WHAT IS ASKED ▸
Determine the number of lines holding the word "panel"; answer with that number only.

GIVEN DATA ▸
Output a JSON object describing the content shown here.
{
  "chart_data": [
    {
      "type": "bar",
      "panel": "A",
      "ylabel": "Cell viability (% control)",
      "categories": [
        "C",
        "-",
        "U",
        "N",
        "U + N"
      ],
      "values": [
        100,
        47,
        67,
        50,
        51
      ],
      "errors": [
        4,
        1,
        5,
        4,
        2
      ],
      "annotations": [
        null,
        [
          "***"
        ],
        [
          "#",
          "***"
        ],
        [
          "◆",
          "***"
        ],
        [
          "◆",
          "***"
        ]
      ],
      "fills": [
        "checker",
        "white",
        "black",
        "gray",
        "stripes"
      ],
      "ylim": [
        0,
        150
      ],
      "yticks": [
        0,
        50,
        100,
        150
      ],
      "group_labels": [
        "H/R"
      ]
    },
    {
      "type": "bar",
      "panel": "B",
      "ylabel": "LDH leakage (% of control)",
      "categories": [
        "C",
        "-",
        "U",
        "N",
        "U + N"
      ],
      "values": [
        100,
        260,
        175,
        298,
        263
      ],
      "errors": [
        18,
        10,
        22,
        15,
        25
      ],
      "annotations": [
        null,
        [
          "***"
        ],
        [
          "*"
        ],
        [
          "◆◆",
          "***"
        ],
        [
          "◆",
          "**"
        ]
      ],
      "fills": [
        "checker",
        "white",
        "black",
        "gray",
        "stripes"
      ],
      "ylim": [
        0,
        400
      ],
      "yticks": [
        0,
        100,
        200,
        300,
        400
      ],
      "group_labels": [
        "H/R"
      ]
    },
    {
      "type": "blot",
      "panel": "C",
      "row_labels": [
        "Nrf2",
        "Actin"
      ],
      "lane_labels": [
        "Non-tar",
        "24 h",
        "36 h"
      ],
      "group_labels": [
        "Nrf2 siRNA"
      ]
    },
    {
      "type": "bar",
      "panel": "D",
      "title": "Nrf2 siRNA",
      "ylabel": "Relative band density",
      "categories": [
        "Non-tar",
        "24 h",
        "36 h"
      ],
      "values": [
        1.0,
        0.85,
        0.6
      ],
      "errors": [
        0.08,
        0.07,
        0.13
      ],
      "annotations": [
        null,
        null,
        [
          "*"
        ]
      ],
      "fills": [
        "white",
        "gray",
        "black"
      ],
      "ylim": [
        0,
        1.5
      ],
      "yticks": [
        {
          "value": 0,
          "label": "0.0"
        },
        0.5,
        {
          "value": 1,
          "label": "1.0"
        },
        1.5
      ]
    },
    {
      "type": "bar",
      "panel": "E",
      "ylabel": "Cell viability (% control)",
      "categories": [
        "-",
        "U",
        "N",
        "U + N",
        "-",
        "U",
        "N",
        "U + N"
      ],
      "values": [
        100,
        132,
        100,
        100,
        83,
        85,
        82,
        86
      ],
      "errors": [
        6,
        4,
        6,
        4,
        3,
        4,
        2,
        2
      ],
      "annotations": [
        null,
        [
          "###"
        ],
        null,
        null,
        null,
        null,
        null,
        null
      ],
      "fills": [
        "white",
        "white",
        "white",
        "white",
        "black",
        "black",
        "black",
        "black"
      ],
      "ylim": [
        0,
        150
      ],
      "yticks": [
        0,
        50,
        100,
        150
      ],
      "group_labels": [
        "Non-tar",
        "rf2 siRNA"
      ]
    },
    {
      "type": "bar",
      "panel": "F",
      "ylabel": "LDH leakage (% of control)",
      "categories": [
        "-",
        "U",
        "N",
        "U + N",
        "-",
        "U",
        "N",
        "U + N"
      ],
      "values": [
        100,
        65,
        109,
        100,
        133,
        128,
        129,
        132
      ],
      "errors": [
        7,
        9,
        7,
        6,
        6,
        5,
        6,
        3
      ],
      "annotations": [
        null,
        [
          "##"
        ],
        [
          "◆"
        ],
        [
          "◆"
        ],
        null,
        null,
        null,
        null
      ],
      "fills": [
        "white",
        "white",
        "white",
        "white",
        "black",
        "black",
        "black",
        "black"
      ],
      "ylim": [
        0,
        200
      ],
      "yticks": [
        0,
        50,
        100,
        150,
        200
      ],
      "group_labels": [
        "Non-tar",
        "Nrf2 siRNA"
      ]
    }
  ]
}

SOLUTION TO THIS TASK ▸
6